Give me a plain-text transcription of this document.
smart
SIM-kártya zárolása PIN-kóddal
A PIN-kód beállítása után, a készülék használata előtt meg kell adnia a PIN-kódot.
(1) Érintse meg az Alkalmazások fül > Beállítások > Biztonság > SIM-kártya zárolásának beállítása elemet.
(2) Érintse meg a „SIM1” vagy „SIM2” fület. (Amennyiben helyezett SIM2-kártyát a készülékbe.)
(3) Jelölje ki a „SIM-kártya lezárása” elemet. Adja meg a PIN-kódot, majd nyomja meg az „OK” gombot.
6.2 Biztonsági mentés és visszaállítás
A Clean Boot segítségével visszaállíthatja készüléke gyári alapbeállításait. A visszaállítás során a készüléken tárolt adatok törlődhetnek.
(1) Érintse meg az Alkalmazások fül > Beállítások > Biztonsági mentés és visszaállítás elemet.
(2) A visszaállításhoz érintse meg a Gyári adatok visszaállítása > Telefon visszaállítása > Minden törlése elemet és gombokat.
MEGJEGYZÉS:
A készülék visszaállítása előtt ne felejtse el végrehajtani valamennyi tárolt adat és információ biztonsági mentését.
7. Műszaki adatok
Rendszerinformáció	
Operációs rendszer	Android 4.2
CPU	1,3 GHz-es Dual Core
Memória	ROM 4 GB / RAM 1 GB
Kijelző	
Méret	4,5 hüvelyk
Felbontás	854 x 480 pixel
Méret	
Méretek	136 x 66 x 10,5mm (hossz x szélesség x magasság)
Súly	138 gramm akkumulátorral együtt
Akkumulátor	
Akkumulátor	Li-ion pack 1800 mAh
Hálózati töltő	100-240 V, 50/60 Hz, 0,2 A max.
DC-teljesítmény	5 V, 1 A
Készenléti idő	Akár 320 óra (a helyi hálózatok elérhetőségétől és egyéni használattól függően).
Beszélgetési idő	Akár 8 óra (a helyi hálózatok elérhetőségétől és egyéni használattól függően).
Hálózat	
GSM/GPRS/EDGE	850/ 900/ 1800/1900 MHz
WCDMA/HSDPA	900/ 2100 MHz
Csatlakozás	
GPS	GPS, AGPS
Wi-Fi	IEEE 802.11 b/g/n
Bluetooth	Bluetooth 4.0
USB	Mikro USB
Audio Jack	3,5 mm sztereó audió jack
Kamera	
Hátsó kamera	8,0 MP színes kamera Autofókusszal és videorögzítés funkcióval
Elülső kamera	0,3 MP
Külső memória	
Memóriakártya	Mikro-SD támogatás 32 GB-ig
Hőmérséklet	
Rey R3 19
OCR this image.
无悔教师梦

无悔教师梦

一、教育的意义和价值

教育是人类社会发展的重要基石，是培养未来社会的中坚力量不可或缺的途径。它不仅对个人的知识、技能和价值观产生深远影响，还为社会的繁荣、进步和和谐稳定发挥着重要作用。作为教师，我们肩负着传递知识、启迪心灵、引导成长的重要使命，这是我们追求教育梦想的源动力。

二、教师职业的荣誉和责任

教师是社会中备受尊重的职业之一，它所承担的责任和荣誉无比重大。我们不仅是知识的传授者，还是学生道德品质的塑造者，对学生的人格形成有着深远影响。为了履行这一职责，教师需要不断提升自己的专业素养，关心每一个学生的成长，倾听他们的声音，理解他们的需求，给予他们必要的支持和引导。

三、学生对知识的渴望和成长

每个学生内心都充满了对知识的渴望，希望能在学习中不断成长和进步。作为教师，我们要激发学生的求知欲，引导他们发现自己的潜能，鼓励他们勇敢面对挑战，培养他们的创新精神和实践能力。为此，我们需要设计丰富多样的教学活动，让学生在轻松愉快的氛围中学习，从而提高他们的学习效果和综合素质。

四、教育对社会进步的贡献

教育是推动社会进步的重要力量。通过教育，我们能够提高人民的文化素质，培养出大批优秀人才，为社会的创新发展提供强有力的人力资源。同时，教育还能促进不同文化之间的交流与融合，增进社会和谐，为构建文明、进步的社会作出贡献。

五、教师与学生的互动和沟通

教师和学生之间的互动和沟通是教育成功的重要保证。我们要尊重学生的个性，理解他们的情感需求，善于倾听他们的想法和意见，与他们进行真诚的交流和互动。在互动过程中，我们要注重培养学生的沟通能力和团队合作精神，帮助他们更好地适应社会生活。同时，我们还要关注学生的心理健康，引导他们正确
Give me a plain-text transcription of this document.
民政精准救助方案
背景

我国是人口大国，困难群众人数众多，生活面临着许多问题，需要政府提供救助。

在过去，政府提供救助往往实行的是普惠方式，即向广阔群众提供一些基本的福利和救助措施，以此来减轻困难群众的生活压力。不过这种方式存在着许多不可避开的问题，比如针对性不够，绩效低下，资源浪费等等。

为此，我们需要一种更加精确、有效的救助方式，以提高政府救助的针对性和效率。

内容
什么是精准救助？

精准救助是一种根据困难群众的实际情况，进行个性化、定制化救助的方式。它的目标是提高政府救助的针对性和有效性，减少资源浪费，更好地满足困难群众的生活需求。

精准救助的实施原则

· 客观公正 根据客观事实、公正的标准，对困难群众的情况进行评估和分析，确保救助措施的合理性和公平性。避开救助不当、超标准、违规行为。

_EXERCISE OBJECTIVE_. Please output the entire listing exactly as it stands.

_RESPONSE_.
Give me a plain-text transcription of this document.
smart
SIM-kártya zárolása PIN-kóddal
A PIN-kód beállítása után, a készülék használata előtt meg kell adnia a PIN-kódot.
(1) Érintse meg az Alkalmazások fül > Beállítások > Biztonság > SIM-kártya zárolásának beállítása elemet.
(2) Érintse meg a „SIM1” vagy „SIM2” fület. (Amennyiben helyezett SIM2-kártyát a készülékbe.)
(3) Jelölje ki a „SIM-kártya lezárása” elemet. Adja meg a PIN-kódot, majd nyomja meg az „OK” gombot.
6.2 Biztonsági mentés és visszaállítás
A Clean Boot segítségével visszaállíthatja készüléke gyári alapbeállításait. A visszaállítás során a készüléken tárolt adatok törlődhetnek.
(1) Érintse meg az Alkalmazások fül > Beállítások > Biztonsági mentés és visszaállítás elemet.
(2) A visszaállításhoz érintse meg a Gyári adatok visszaállítása > Telefon visszaállítása > Minden törlése elemet és gombokat.
MEGJEGYZÉS:
A készülék visszaállítása előtt ne felejtse el végrehajtani valamennyi tárolt adat és információ biztonsági mentését.
7. Műszaki adatok
Rendszerinformáció	
Operációs rendszer	Android 4.2
CPU	1,3 GHz-es Dual Core
Memória	ROM 4 GB / RAM 1 GB
Kijelző	
Méret	4,5 hüvelyk
Felbontás	854 x 480 pixel
Méret	
Méretek	136 x 66 x 10,5mm (hossz x szélesség x magasság)
Súly	138 gramm akkumulátorral együtt
Akkumulátor	
Akkumulátor	Li-ion pack 1800 mAh
Hálózati töltő	100-240 V, 50/60 Hz, 0,2 A max.
DC-teljesítmény	5 V, 1 A
Készenléti idő	Akár 320 óra (a helyi hálózatok elérhetőségétől és egyéni használattól függően).
Beszélgetési idő	Akár 8 óra (a helyi hálózatok elérhetőségétől és egyéni használattól függően).
Hálózat	
GSM/GPRS/EDGE	850/ 900/ 1800/1900 MHz
WCDMA/HSDPA	900/ 2100 MHz
Csatlakozás	
GPS	GPS, AGPS
Wi-Fi	IEEE 802.11 b/g/n
Bluetooth	Bluetooth 4.0
USB	Mikro USB
Audio Jack	3,5 mm sztereó audió jack
Kamera	
Hátsó kamera	8,0 MP színes kamera Autofókusszal és videorögzítés funkcióval
Elülső kamera	0,3 MP
Külső memória	
Memóriakártya	Mikro-SD támogatás 32 GB-ig
Hőmérséklet	
Rey R3 19
OCR this image.
无悔教师梦

无悔教师梦

一、教育的意义和价值

教育是人类社会发展的重要基石，是培养未来社会的中坚力量不可或缺的途径。它不仅对个人的知识、技能和价值观产生深远影响，还为社会的繁荣、进步和和谐稳定发挥着重要作用。作为教师，我们肩负着传递知识、启迪心灵、引导成长的重要使命，这是我们追求教育梦想的源动力。

二、教师职业的荣誉和责任

教师是社会中备受尊重的职业之一，它所承担的责任和荣誉无比重大。我们不仅是知识的传授者，还是学生道德品质的塑造者，对学生的人格形成有着深远影响。为了履行这一职责，教师需要不断提升自己的专业素养，关心每一个学生的成长，倾听他们的声音，理解他们的需求，给予他们必要的支持和引导。

三、学生对知识的渴望和成长

每个学生内心都充满了对知识的渴望，希望能在学习中不断成长和进步。作为教师，我们要激发学生的求知欲，引导他们发现自己的潜能，鼓励他们勇敢面对挑战，培养他们的创新精神和实践能力。为此，我们需要设计丰富多样的教学活动，让学生在轻松愉快的氛围中学习，从而提高他们的学习效果和综合素质。

四、教育对社会进步的贡献

教育是推动社会进步的重要力量。通过教育，我们能够提高人民的文化素质，培养出大批优秀人才，为社会的创新发展提供强有力的人力资源。同时，教育还能促进不同文化之间的交流与融合，增进社会和谐，为构建文明、进步的社会作出贡献。

五、教师与学生的互动和沟通

教师和学生之间的互动和沟通是教育成功的重要保证。我们要尊重学生的个性，理解他们的情感需求，善于倾听他们的想法和意见，与他们进行真诚的交流和互动。在互动过程中，我们要注重培养学生的沟通能力和团队合作精神，帮助他们更好地适应社会生活。同时，我们还要关注学生的心理健康，引导他们正确
Give me a plain-text transcription of this document.
民政精准救助方案
背景

我国是人口大国，困难群众人数众多，生活面临着许多问题，需要政府提供救助。

在过去，政府提供救助往往实行的是普惠方式，即向广阔群众提供一些基本的福利和救助措施，以此来减轻困难群众的生活压力。不过这种方式存在着许多不可避开的问题，比如针对性不够，绩效低下，资源浪费等等。

为此，我们需要一种更加精确、有效的救助方式，以提高政府救助的针对性和效率。

内容
什么是精准救助？

精准救助是一种根据困难群众的实际情况，进行个性化、定制化救助的方式。它的目标是提高政府救助的针对性和有效性，减少资源浪费，更好地满足困难群众的生活需求。

精准救助的实施原则

· 客观公正 根据客观事实、公正的标准，对困难群众的情况进行评估和分析，确保救助措施的合理性和公平性。避开救助不当、超标准、违规行为。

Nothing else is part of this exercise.